Dataset records =>

* * * *

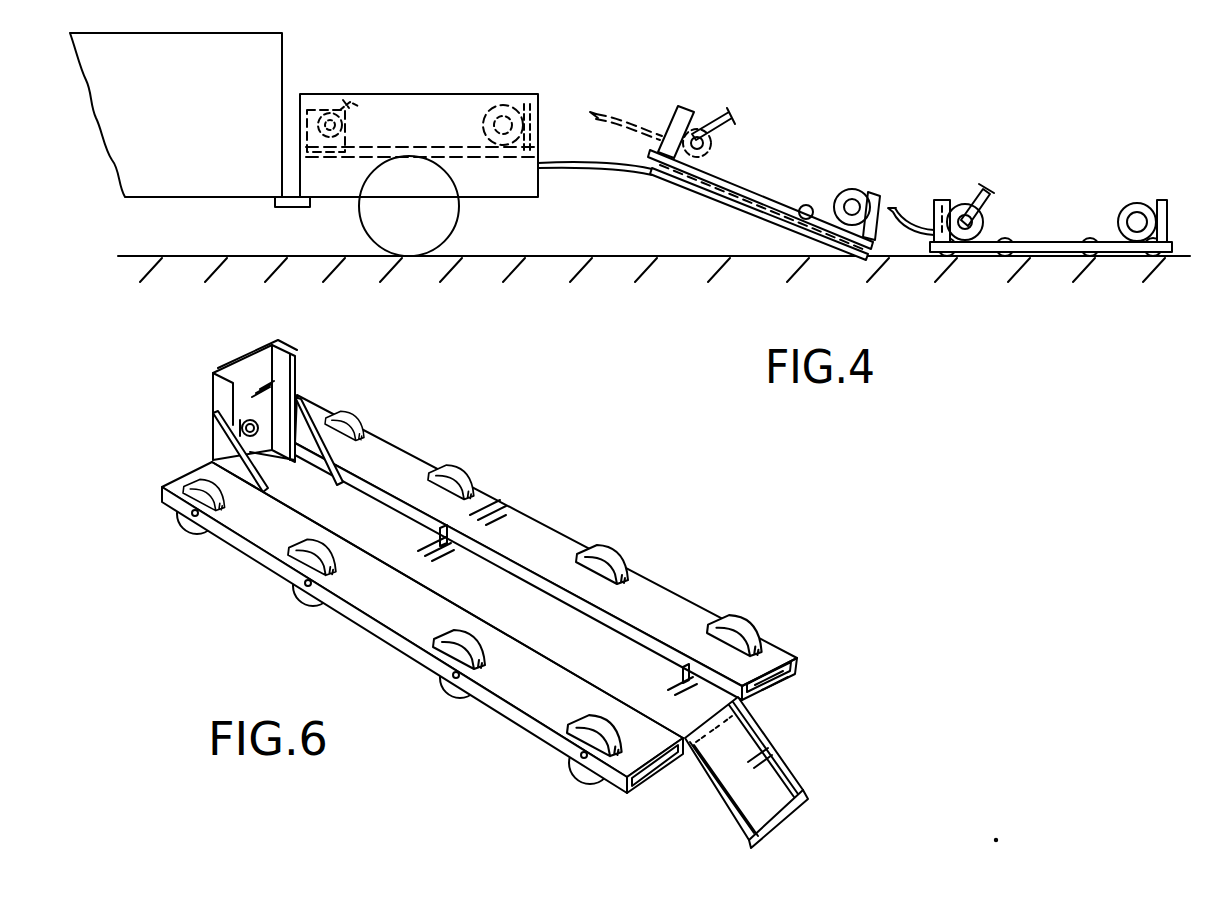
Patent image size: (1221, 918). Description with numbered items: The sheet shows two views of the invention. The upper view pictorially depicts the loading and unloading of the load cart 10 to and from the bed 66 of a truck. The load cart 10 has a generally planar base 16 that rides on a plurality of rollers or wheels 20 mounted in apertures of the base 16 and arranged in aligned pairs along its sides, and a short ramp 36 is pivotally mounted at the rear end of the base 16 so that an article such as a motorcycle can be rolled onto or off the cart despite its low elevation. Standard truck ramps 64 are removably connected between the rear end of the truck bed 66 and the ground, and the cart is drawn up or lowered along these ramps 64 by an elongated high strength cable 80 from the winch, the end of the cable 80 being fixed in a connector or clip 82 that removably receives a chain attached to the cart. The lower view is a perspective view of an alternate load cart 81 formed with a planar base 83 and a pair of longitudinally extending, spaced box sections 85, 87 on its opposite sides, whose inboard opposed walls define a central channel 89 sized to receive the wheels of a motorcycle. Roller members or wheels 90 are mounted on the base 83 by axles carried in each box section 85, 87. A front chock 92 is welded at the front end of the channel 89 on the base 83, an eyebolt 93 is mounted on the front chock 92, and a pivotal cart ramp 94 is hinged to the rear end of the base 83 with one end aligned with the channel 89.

In FIG. 4, the load cart 10 is at (470, 152).
In FIG. 4, the base 16 is at (1040, 238).
In FIG. 4, the rollers or wheels 20 is at (660, 172).
In FIG. 4, the short ramp 36 is at (1163, 200).
In FIG. 4, the truck ramps 64 is at (772, 222).
In FIG. 4, the truck bed 66 is at (538, 146).
In FIG. 4, the cable 80 is at (917, 230).
In FIG. 6, the alternate load cart 81 is at (600, 484).
In FIG. 4, the connector or clip 82 is at (920, 230).
In FIG. 6, the planar base 83 is at (537, 612).
In FIG. 6, the box section 85 is at (527, 690).
In FIG. 6, the box section 87 is at (653, 594).
In FIG. 6, the central channel 89 is at (643, 650).
In FIG. 6, the roller members or wheels 90 is at (360, 428).
In FIG. 6, the front chock 92 is at (337, 355).
In FIG. 6, the eyebolt 93 is at (246, 422).
In FIG. 6, the pivotal cart ramp 94 is at (757, 777).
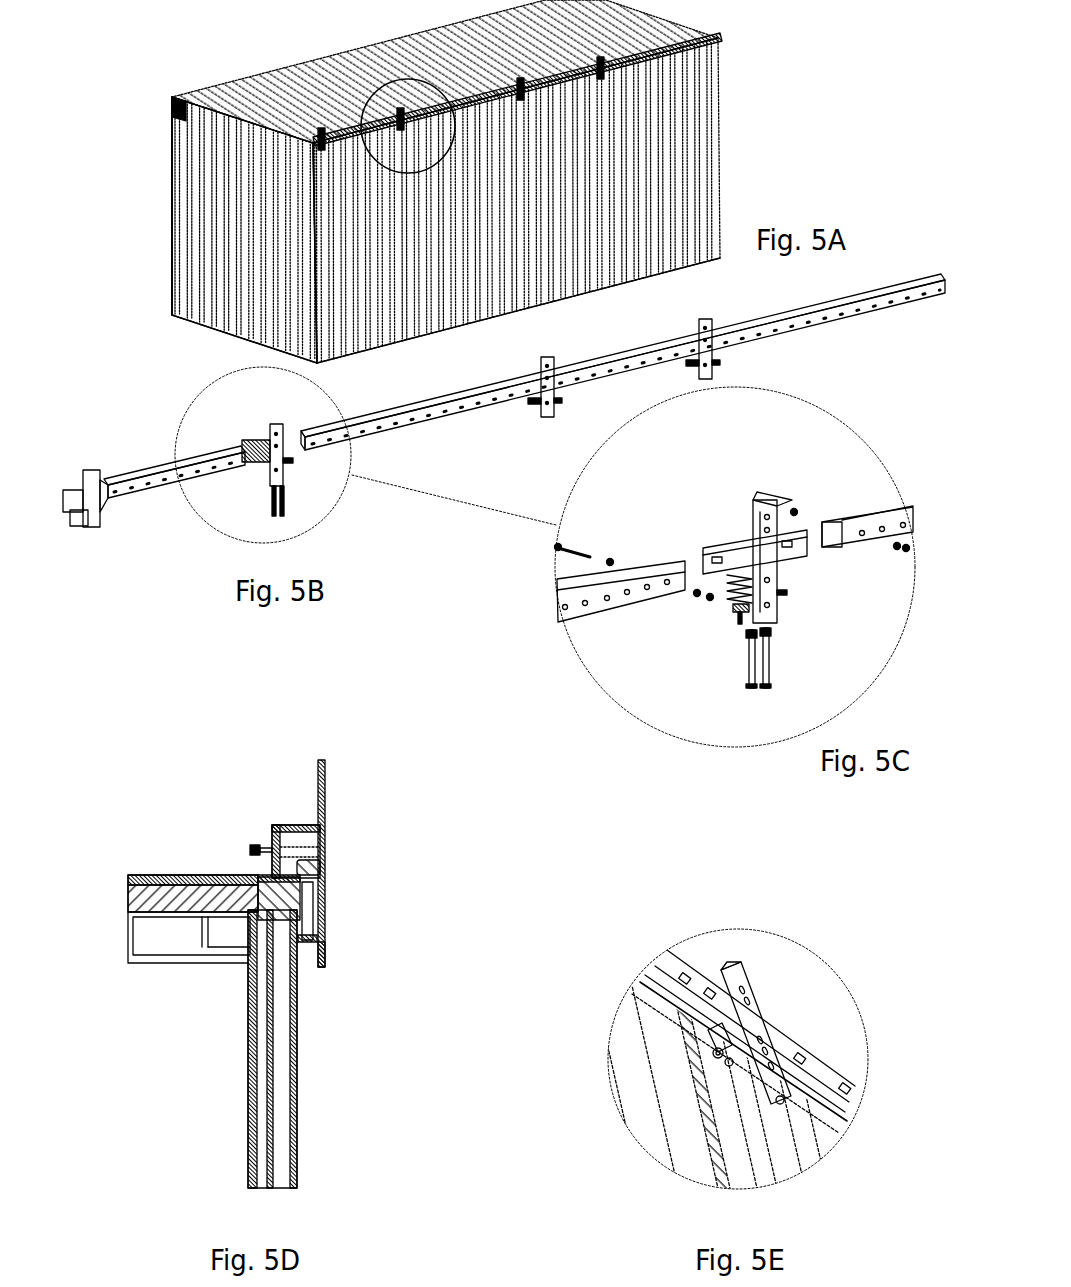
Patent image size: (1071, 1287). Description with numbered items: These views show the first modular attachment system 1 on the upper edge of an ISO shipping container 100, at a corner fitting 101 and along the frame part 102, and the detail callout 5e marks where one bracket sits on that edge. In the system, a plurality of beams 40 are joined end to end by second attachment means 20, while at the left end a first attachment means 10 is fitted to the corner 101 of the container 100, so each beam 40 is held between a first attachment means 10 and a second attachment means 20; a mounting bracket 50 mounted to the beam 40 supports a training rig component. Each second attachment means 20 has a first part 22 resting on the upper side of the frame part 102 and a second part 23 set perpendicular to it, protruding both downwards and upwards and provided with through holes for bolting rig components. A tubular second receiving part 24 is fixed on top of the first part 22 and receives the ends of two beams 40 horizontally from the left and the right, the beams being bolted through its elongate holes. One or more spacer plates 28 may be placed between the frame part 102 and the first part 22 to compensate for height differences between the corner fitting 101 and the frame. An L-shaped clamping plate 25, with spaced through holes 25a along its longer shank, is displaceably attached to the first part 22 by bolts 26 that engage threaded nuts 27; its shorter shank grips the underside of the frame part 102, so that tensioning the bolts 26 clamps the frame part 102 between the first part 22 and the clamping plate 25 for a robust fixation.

* * * *

Set problem => Reproduce every line of the material above word for word, leaving out the pictures.

Exercise answer =>
Patent image size: (1221, 918). Description with numbered items: The sheet shows two views of the invention. The upper view pictorially depicts the loading and unloading of the load cart 10 to and from the bed 66 of a truck. The load cart 10 has a generally planar base 16 that rides on a plurality of rollers or wheels 20 mounted in apertures of the base 16 and arranged in aligned pairs along its sides, and a short ramp 36 is pivotally mounted at the rear end of the base 16 so that an article such as a motorcycle can be rolled onto or off the cart despite its low elevation. Standard truck ramps 64 are removably connected between the rear end of the truck bed 66 and the ground, and the cart is drawn up or lowered along these ramps 64 by an elongated high strength cable 80 from the winch, the end of the cable 80 being fixed in a connector or clip 82 that removably receives a chain attached to the cart. The lower view is a perspective view of an alternate load cart 81 formed with a planar base 83 and a pair of longitudinally extending, spaced box sections 85, 87 on its opposite sides, whose inboard opposed walls define a central channel 89 sized to receive the wheels of a motorcycle. Roller members or wheels 90 are mounted on the base 83 by axles carried in each box section 85, 87. A front chock 92 is welded at the front end of the channel 89 on the base 83, an eyebolt 93 is mounted on the front chock 92, and a pivotal cart ramp 94 is hinged to the rear end of the base 83 with one end aligned with the channel 89.

In FIG. 4, the load cart 10 is at (470, 152).
In FIG. 4, the base 16 is at (1040, 238).
In FIG. 4, the rollers or wheels 20 is at (660, 172).
In FIG. 4, the short ramp 36 is at (1163, 200).
In FIG. 4, the truck ramps 64 is at (772, 222).
In FIG. 4, the truck bed 66 is at (538, 146).
In FIG. 4, the cable 80 is at (917, 230).
In FIG. 6, the alternate load cart 81 is at (600, 484).
In FIG. 4, the connector or clip 82 is at (920, 230).
In FIG. 6, the planar base 83 is at (537, 612).
In FIG. 6, the box section 85 is at (527, 690).
In FIG. 6, the box section 87 is at (653, 594).
In FIG. 6, the central channel 89 is at (643, 650).
In FIG. 6, the roller members or wheels 90 is at (360, 428).
In FIG. 6, the front chock 92 is at (337, 355).
In FIG. 6, the eyebolt 93 is at (246, 422).
In FIG. 6, the pivotal cart ramp 94 is at (757, 777).
Patent image size: (1071, 1287). Description with numbered items: These views show the first modular attachment system 1 on the upper edge of an ISO shipping container 100, at a corner fitting 101 and along the frame part 102, and the detail callout 5e marks where one bracket sits on that edge. In the system, a plurality of beams 40 are joined end to end by second attachment means 20, while at the left end a first attachment means 10 is fitted to the corner 101 of the container 100, so each beam 40 is held between a first attachment means 10 and a second attachment means 20; a mounting bracket 50 mounted to the beam 40 supports a training rig component. Each second attachment means 20 has a first part 22 resting on the upper side of the frame part 102 and a second part 23 set perpendicular to it, protruding both downwards and upwards and provided with through holes for bolting rig components. A tubular second receiving part 24 is fixed on top of the first part 22 and receives the ends of two beams 40 horizontally from the left and the right, the beams being bolted through its elongate holes. One or more spacer plates 28 may be placed between the frame part 102 and the first part 22 to compensate for height differences between the corner fitting 101 and the frame. An L-shaped clamping plate 25, with spaced through holes 25a along its longer shank, is displaceably attached to the first part 22 by bolts 26 that engage threaded nuts 27; its shorter shank grips the underside of the frame part 102, so that tensioning the bolts 26 clamps the frame part 102 between the first part 22 and the clamping plate 25 for a robust fixation.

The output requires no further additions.